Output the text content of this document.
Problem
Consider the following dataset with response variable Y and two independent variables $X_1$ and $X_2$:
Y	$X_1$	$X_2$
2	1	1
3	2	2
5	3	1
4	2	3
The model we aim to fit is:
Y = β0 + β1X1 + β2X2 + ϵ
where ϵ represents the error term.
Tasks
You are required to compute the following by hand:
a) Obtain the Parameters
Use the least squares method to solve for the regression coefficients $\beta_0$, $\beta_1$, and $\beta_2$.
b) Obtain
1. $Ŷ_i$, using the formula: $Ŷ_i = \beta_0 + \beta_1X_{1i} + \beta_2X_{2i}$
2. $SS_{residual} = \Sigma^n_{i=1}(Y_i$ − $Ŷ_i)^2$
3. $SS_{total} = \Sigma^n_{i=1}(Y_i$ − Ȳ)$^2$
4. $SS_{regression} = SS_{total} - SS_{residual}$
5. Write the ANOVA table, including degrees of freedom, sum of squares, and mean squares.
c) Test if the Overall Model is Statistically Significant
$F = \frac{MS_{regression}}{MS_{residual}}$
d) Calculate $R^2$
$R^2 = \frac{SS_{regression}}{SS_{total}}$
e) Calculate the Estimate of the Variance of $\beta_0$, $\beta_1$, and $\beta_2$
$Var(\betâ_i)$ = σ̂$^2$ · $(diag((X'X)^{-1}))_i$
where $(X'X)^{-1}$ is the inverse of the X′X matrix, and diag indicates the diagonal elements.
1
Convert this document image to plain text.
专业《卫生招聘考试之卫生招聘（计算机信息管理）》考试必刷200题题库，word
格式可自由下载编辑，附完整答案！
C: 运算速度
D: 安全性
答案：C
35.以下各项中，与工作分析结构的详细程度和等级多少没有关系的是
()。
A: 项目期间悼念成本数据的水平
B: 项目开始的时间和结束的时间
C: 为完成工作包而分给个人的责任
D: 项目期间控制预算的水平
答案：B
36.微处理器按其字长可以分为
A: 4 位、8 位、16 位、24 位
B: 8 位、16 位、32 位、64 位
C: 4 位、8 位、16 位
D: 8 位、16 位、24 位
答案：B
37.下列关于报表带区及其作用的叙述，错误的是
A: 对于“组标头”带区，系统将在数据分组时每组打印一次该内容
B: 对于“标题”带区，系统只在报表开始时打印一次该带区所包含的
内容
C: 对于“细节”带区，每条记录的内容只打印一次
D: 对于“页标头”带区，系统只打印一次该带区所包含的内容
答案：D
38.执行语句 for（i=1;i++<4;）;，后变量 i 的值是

====

SET EXERCISE: Gather each line of the listing that holds the string "squares".

RESULT OF THE EXERCISE:
Use the least squares method to solve for the regression coefficients $\beta_0$, $\beta_1$, and $\beta_2$.
5. Write the ANOVA table, including degrees of freedom, sum of squares, and mean squares.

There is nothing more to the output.